Return all of the lines below exactly as they are.

Dataset items:
——————

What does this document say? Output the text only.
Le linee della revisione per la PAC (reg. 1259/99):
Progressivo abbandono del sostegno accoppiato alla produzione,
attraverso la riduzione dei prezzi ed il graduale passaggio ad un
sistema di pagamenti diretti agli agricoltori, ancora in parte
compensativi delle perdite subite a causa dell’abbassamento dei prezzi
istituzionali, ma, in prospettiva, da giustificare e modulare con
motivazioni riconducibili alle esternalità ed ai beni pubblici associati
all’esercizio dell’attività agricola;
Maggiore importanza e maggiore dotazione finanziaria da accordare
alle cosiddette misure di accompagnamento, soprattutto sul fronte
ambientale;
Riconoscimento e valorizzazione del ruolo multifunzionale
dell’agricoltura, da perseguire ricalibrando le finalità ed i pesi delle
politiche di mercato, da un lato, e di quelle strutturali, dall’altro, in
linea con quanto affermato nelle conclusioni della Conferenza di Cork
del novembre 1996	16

——————

RESPONSE:
What does this document say? Output the text only.
Le linee della revisione per la PAC (reg. 1259/99):
Progressivo abbandono del sostegno accoppiato alla produzione,
attraverso la riduzione dei prezzi ed il graduale passaggio ad un
sistema di pagamenti diretti agli agricoltori, ancora in parte
compensativi delle perdite subite a causa dell’abbassamento dei prezzi
istituzionali, ma, in prospettiva, da giustificare e modulare con
motivazioni riconducibili alle esternalità ed ai beni pubblici associati
all’esercizio dell’attività agricola;
Maggiore importanza e maggiore dotazione finanziaria da accordare
alle cosiddette misure di accompagnamento, soprattutto sul fronte
ambientale;
Riconoscimento e valorizzazione del ruolo multifunzionale
dell’agricoltura, da perseguire ricalibrando le finalità ed i pesi delle
politiche di mercato, da un lato, e di quelle strutturali, dall’altro, in
linea con quanto affermato nelle conclusioni della Conferenza di Cork
del novembre 1996	16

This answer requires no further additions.